• **ACTIVITY**:
Reproduce each entry exactly as it reads. Leave the images out.

• **EXERCISE DATA**:
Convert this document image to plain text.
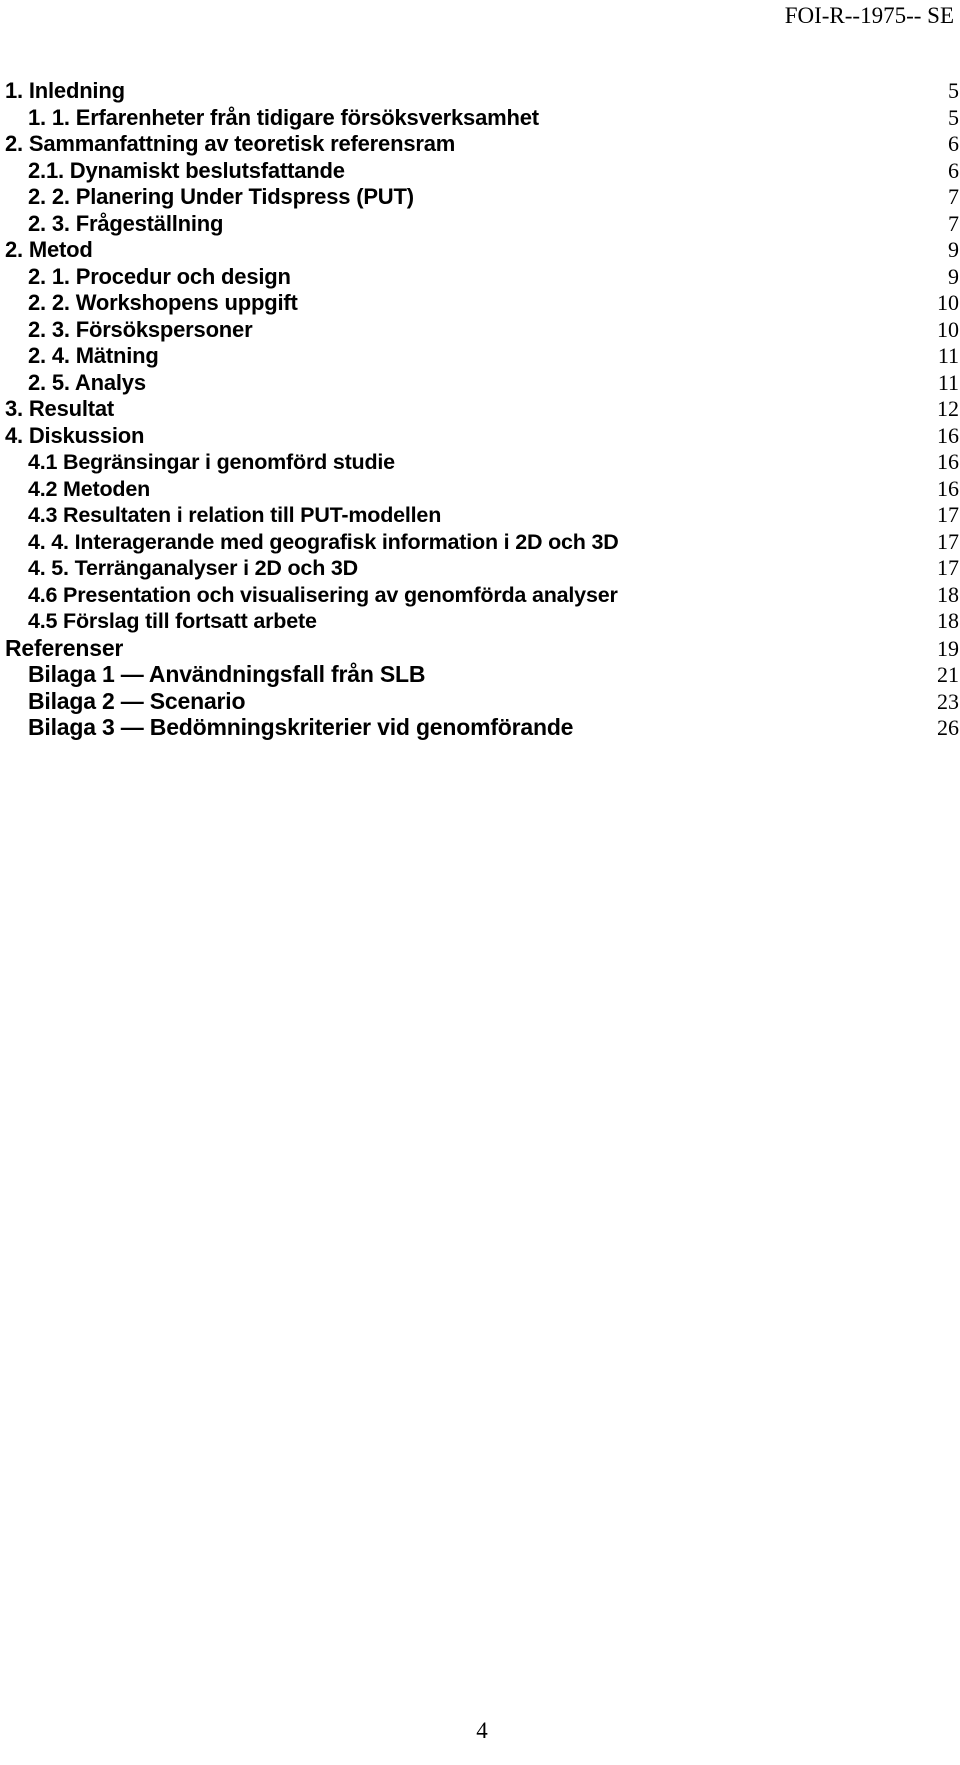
FOI-R--1975-- SE
1. Inledning	5
1. 1. Erfarenheter från tidigare försöksverksamhet	5
2. Sammanfattning av teoretisk referensram	6
2.1. Dynamiskt beslutsfattande	6
2. 2. Planering Under Tidspress (PUT)	7
2. 3. Frågeställning	7
2. Metod	9
2. 1. Procedur och design	9
2. 2. Workshopens uppgift	10
2. 3. Försökspersoner	10
2. 4. Mätning	11
2. 5. Analys	11
3. Resultat	12
4. Diskussion	16
4.1 Begränsingar i genomförd studie	16
4.2 Metoden	16
4.3 Resultaten i relation till PUT-modellen	17
4. 4. Interagerande med geografisk information i 2D och 3D	17
4. 5. Terränganalyser i 2D och 3D	17
4.6 Presentation och visualisering av genomförda analyser	18
4.5 Förslag till fortsatt arbete	18
Referenser	19
Bilaga 1 — Användningsfall från SLB	21
Bilaga 2 — Scenario	23
Bilaga 3 — Bedömningskriterier vid genomförande	26
4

• **RESPONSE AREA**:
Convert this document image to plain text.
FOI-R--1975-- SE
1. Inledning	5
1. 1. Erfarenheter från tidigare försöksverksamhet	5
2. Sammanfattning av teoretisk referensram	6
2.1. Dynamiskt beslutsfattande	6
2. 2. Planering Under Tidspress (PUT)	7
2. 3. Frågeställning	7
2. Metod	9
2. 1. Procedur och design	9
2. 2. Workshopens uppgift	10
2. 3. Försökspersoner	10
2. 4. Mätning	11
2. 5. Analys	11
3. Resultat	12
4. Diskussion	16
4.1 Begränsingar i genomförd studie	16
4.2 Metoden	16
4.3 Resultaten i relation till PUT-modellen	17
4. 4. Interagerande med geografisk information i 2D och 3D	17
4. 5. Terränganalyser i 2D och 3D	17
4.6 Presentation och visualisering av genomförda analyser	18
4.5 Förslag till fortsatt arbete	18
Referenser	19
Bilaga 1 — Användningsfall från SLB	21
Bilaga 2 — Scenario	23
Bilaga 3 — Bedömningskriterier vid genomförande	26
4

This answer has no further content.